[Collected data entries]
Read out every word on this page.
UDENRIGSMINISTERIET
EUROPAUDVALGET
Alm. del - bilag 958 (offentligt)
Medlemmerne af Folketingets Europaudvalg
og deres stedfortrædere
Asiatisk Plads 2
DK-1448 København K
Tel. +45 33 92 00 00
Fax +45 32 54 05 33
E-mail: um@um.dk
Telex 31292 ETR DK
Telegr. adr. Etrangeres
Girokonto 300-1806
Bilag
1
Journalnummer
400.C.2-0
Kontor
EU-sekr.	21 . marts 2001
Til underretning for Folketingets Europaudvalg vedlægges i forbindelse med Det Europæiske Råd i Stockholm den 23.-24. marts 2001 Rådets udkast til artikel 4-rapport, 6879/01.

WORK TO COMPLETE » Print the complete listing again, exactly as it stands.

FULL RESPONSE »
Read out every word on this page.
UDENRIGSMINISTERIET
EUROPAUDVALGET
Alm. del - bilag 958 (offentligt)
Medlemmerne af Folketingets Europaudvalg
og deres stedfortrædere
Asiatisk Plads 2
DK-1448 København K
Tel. +45 33 92 00 00
Fax +45 32 54 05 33
E-mail: um@um.dk
Telex 31292 ETR DK
Telegr. adr. Etrangeres
Girokonto 300-1806
Bilag
1
Journalnummer
400.C.2-0
Kontor
EU-sekr.	21 . marts 2001
Til underretning for Folketingets Europaudvalg vedlægges i forbindelse med Det Europæiske Råd i Stockholm den 23.-24. marts 2001 Rådets udkast til artikel 4-rapport, 6879/01.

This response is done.